GIVEN EXERCISE = Lines holding the string "name" are the ones to copy; find them all in the data.

+ + + +

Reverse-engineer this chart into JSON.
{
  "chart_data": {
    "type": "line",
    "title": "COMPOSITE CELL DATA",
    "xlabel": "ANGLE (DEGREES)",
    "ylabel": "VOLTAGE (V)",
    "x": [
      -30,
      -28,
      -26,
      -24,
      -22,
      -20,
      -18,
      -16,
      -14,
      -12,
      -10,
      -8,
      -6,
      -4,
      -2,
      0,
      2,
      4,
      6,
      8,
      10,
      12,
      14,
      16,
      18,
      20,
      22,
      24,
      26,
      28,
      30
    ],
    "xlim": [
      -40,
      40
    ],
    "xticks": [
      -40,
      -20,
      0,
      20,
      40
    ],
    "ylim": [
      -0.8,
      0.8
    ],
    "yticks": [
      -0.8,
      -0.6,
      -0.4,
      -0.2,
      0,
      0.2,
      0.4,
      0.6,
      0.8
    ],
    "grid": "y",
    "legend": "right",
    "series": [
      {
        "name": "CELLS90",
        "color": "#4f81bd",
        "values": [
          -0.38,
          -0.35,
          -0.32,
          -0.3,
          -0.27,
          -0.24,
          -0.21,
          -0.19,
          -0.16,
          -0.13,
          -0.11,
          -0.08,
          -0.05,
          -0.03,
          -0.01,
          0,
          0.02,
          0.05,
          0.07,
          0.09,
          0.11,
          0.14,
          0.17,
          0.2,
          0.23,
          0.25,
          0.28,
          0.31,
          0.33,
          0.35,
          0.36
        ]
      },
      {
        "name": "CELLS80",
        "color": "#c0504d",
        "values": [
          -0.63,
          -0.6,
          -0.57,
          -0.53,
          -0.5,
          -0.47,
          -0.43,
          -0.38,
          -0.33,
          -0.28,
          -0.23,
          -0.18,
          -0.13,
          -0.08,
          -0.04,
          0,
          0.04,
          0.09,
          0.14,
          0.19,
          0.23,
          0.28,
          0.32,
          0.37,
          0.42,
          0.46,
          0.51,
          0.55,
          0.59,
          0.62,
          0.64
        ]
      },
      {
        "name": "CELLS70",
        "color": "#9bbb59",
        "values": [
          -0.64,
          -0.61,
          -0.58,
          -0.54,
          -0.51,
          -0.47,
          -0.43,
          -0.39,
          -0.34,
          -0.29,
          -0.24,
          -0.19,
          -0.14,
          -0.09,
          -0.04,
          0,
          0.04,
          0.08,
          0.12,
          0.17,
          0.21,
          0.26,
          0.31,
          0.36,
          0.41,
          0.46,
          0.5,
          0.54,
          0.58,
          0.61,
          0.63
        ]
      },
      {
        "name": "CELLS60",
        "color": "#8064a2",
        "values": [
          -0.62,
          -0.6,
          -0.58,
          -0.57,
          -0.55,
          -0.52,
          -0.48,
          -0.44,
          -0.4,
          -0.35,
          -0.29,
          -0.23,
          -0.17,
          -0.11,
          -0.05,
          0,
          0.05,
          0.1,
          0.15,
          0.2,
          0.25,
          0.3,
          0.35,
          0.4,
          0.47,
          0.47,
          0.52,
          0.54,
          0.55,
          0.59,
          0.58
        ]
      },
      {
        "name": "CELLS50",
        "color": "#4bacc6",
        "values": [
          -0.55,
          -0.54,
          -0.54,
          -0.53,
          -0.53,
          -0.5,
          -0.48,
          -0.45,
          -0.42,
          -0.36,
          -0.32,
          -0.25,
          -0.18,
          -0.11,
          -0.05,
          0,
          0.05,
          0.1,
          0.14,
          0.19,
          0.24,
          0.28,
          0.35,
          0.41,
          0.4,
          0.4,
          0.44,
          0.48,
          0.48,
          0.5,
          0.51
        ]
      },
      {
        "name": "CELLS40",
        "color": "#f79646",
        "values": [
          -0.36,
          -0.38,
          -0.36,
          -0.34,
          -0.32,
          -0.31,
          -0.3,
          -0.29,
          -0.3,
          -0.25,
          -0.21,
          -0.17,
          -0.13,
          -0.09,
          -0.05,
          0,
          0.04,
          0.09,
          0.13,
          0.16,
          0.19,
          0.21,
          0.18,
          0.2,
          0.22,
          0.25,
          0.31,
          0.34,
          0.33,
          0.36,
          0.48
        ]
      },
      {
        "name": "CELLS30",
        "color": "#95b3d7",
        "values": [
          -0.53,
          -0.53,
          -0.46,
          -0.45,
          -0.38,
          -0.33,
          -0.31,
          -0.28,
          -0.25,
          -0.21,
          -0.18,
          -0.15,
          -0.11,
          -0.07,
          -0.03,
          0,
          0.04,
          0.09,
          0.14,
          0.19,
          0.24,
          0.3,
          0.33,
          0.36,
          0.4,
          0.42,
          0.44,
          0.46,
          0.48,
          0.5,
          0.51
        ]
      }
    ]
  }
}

+ + + +

OUTPUT BELOW =
        "name": "CELLS90",
        "name": "CELLS80",
        "name": "CELLS70",
        "name": "CELLS60",
        "name": "CELLS50",
        "name": "CELLS40",
        "name": "CELLS30",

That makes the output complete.